Quelles justifications ?
Remonter

 COMMENT JUSTIFIER LA LIBÉRALISATION FINANCIÈRE ET QUELLES EN SONT LES CONSÉQUENCES ?

 La libéralisation financière est essentiellement justifiée par le fait qu'elle répond aux besoins des différents acteurs qui vont y trouver leur intérêt. En conséquence, la finance mondiale devient complexe et fragile. Nous aborderons successivement ces deux questions.

 

 

LA LIBÉRATION FINANCIÈRE EST UNE RÉPONSE AUX BESOINS ET AUX INTÉRÊTS DES PRINCIPAUX ACTEURS ÉCONOMIQUES

 

Pour comprendre les raisons des mutations financières récentes, il faut se placer dans le contexte historique de la fin des années soixante-dix ; cette période, qui est un tournant de la régulation fordiste, se caractérise par :

- une inflation qui s'accélère,
- des chocs pétroliers qui renchérissent le coût des matières premières et des sources d'énergie,
- une croissance économique qui ralentit sans toutefois se rompre, avec des conséquences préoccupantes en terme de déficits internes et parfois externes,
 - une modification de l'équilibre épargne/investissement, et par conséquent, de l'ajustement entre offre et demande de capitaux.

▶ [Consigne 1]: Recopiez mot pour mot les lignes de la liste ci-dessous, depuis la ligne qui contient "vocab-line-3: longer、bigger、smaller、 (185, 528, 585, 558)" jusqu'à celle qui contient "logo-chinese-name: 世纪教育 (143, 4, 244, 34)", ces deux lignes comprises.

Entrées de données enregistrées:
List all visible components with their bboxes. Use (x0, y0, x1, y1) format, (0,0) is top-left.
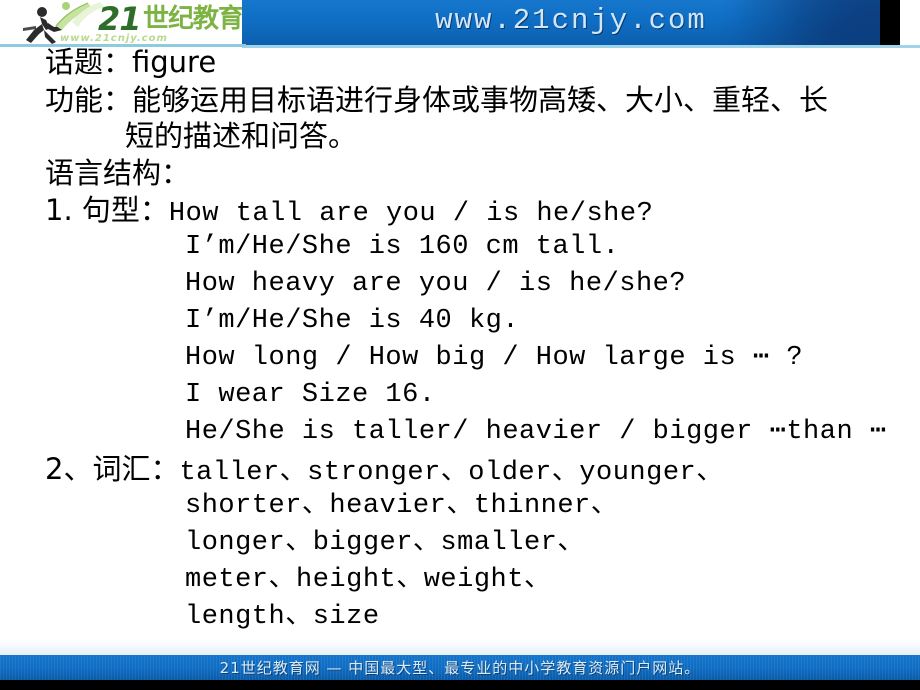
vocab-line-3: longer、bigger、smaller、 (185, 528, 585, 558)
slide-content: 话题：figure 功能：能够运用目标语进行身体或事物高矮、大小、重轻、长 短的… (0, 44, 920, 644)
footer-text: 21世纪教育网 — 中国最大型、最专业的中小学教育资源门户网站。 (219, 659, 701, 677)
vocab-label-cn: 2、词汇： (45, 452, 180, 486)
pattern-line-6: I wear Size 16. (185, 380, 436, 410)
bottom-fade (0, 640, 920, 655)
vocab-label-en: taller、stronger、older、younger、 (179, 458, 724, 488)
logo-url-text: www.21cnjy.com (60, 33, 168, 44)
function-line-1: 功能：能够运用目标语进行身体或事物高矮、大小、重轻、长 (45, 83, 829, 117)
logo-number: 21 (98, 0, 142, 38)
top-banner: 21 世纪教育 www.21cnjy.com www.21cnjy.com (0, 0, 920, 48)
banner-site-url: www.21cnjy.com (435, 4, 707, 37)
function-line-2: 短的描述和问答。 (125, 119, 358, 153)
banner-blue-bar: www.21cnjy.com (242, 0, 900, 45)
pattern-label-cn: 1. 句型： (45, 193, 169, 227)
presentation-slide: 21 世纪教育 www.21cnjy.com www.21cnjy.com 话题… (0, 0, 920, 690)
vocab-line-2: shorter、heavier、thinner、 (185, 491, 619, 521)
pattern-line-7: He/She is taller/ heavier / bigger ⋯than… (185, 417, 887, 447)
pattern-label-line: 1. 句型：How tall are you / is he/she? (45, 194, 653, 230)
topic-line: 话题：figure (45, 45, 217, 79)
pattern-line-3: How heavy are you / is he/she? (185, 269, 687, 299)
site-logo: 21 世纪教育 www.21cnjy.com (8, 0, 244, 46)
structure-line: 语言结构： (45, 156, 191, 190)
pattern-label-en: How tall are you / is he/she? (168, 199, 654, 229)
vocab-label-line: 2、词汇：taller、stronger、older、younger、 (45, 453, 724, 489)
pattern-line-2: I’m/He/She is 160 cm tall. (185, 232, 620, 262)
bottom-black-strip (0, 680, 920, 690)
logo-chinese-name: 世纪教育 (143, 4, 244, 34)
pattern-line-5: How long / How big / How large is ⋯ ? (185, 343, 804, 373)
vocab-line-5: length、size (185, 602, 380, 632)
footer-banner: 21世纪教育网 — 中国最大型、最专业的中小学教育资源门户网站。 (0, 655, 920, 680)
pattern-line-4: I’m/He/She is 40 kg. (185, 306, 520, 336)
vocab-line-4: meter、height、weight、 (185, 565, 552, 595)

▶ [Consigne 2]: Citez textuellement le passage de l'extrait sur la libéralisation financière qui commence aux mots "Pour comprendre les" et s'achève après les mots "demande de capitaux.".

▶ [Réponse attendue 1]:
vocab-line-3: longer、bigger、smaller、 (185, 528, 585, 558)
slide-content: 话题：figure 功能：能够运用目标语进行身体或事物高矮、大小、重轻、长 短的… (0, 44, 920, 644)
footer-text: 21世纪教育网 — 中国最大型、最专业的中小学教育资源门户网站。 (219, 659, 701, 677)
vocab-label-cn: 2、词汇： (45, 452, 180, 486)
pattern-line-6: I wear Size 16. (185, 380, 436, 410)
bottom-fade (0, 640, 920, 655)
vocab-label-en: taller、stronger、older、younger、 (179, 458, 724, 488)
logo-url-text: www.21cnjy.com (60, 33, 168, 44)
function-line-1: 功能：能够运用目标语进行身体或事物高矮、大小、重轻、长 (45, 83, 829, 117)
logo-number: 21 (98, 0, 142, 38)
top-banner: 21 世纪教育 www.21cnjy.com www.21cnjy.com (0, 0, 920, 48)
banner-site-url: www.21cnjy.com (435, 4, 707, 37)
function-line-2: 短的描述和问答。 (125, 119, 358, 153)
banner-blue-bar: www.21cnjy.com (242, 0, 900, 45)
pattern-label-cn: 1. 句型： (45, 193, 169, 227)
presentation-slide: 21 世纪教育 www.21cnjy.com www.21cnjy.com 话题… (0, 0, 920, 690)
vocab-line-2: shorter、heavier、thinner、 (185, 491, 619, 521)
pattern-line-7: He/She is taller/ heavier / bigger ⋯than… (185, 417, 887, 447)
pattern-label-line: 1. 句型：How tall are you / is he/she? (45, 194, 653, 230)
topic-line: 话题：figure (45, 45, 217, 79)
pattern-line-3: How heavy are you / is he/she? (185, 269, 687, 299)
site-logo: 21 世纪教育 www.21cnjy.com (8, 0, 244, 46)
structure-line: 语言结构： (45, 156, 191, 190)
pattern-label-en: How tall are you / is he/she? (168, 199, 654, 229)
vocab-label-line: 2、词汇：taller、stronger、older、younger、 (45, 453, 724, 489)
pattern-line-2: I’m/He/She is 160 cm tall. (185, 232, 620, 262)
bottom-black-strip (0, 680, 920, 690)
logo-chinese-name: 世纪教育 (143, 4, 244, 34)

▶ [Réponse attendue 2]:
Pour comprendre les raisons des mutations financières récentes, il faut se placer dans le contexte historique de la fin des années soixante-dix ; cette période, qui est un tournant de la régulation fordiste, se caractérise par :

- une inflation qui s'accélère,
- des chocs pétroliers qui renchérissent le coût des matières premières et des sources d'énergie,
- une croissance économique qui ralentit sans toutefois se rompre, avec des conséquences préoccupantes en terme de déficits internes et parfois externes,
 - une modification de l'équilibre épargne/investissement, et par conséquent, de l'ajustement entre offre et demande de capitaux.